-- START OF PROVIDED MATERIAL --
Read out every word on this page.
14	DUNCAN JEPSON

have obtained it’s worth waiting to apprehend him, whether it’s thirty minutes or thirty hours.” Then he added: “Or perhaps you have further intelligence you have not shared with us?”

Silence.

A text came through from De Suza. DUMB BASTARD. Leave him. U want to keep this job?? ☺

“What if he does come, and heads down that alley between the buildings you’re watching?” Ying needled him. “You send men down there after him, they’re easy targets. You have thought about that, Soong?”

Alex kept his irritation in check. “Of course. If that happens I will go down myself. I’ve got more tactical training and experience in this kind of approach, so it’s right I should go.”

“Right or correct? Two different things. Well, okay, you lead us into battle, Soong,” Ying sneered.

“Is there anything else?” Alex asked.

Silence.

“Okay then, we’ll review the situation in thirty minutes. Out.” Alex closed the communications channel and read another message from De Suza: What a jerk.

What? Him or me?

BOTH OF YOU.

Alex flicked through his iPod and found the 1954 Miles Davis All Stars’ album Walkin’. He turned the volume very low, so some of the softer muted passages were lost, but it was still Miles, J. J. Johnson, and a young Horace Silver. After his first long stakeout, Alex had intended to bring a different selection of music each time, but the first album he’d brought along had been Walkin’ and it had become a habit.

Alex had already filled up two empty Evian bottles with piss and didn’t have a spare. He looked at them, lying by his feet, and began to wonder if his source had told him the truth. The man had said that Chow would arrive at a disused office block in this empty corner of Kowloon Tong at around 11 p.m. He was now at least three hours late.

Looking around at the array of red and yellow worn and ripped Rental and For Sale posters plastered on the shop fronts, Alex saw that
-- END OF PROVIDED MATERIAL --
Return the whole listing exactly.

Read out every word on this page.
14	DUNCAN JEPSON

have obtained it’s worth waiting to apprehend him, whether it’s thirty minutes or thirty hours.” Then he added: “Or perhaps you have further intelligence you have not shared with us?”

Silence.

A text came through from De Suza. DUMB BASTARD. Leave him. U want to keep this job?? ☺

“What if he does come, and heads down that alley between the buildings you’re watching?” Ying needled him. “You send men down there after him, they’re easy targets. You have thought about that, Soong?”

Alex kept his irritation in check. “Of course. If that happens I will go down myself. I’ve got more tactical training and experience in this kind of approach, so it’s right I should go.”

“Right or correct? Two different things. Well, okay, you lead us into battle, Soong,” Ying sneered.

“Is there anything else?” Alex asked.

Silence.

“Okay then, we’ll review the situation in thirty minutes. Out.” Alex closed the communications channel and read another message from De Suza: What a jerk.

What? Him or me?

BOTH OF YOU.

Alex flicked through his iPod and found the 1954 Miles Davis All Stars’ album Walkin’. He turned the volume very low, so some of the softer muted passages were lost, but it was still Miles, J. J. Johnson, and a young Horace Silver. After his first long stakeout, Alex had intended to bring a different selection of music each time, but the first album he’d brought along had been Walkin’ and it had become a habit.

Alex had already filled up two empty Evian bottles with piss and didn’t have a spare. He looked at them, lying by his feet, and began to wonder if his source had told him the truth. The man had said that Chow would arrive at a disused office block in this empty corner of Kowloon Tong at around 11 p.m. He was now at least three hours late.

Looking around at the array of red and yellow worn and ripped Rental and For Sale posters plastered on the shop fronts, Alex saw that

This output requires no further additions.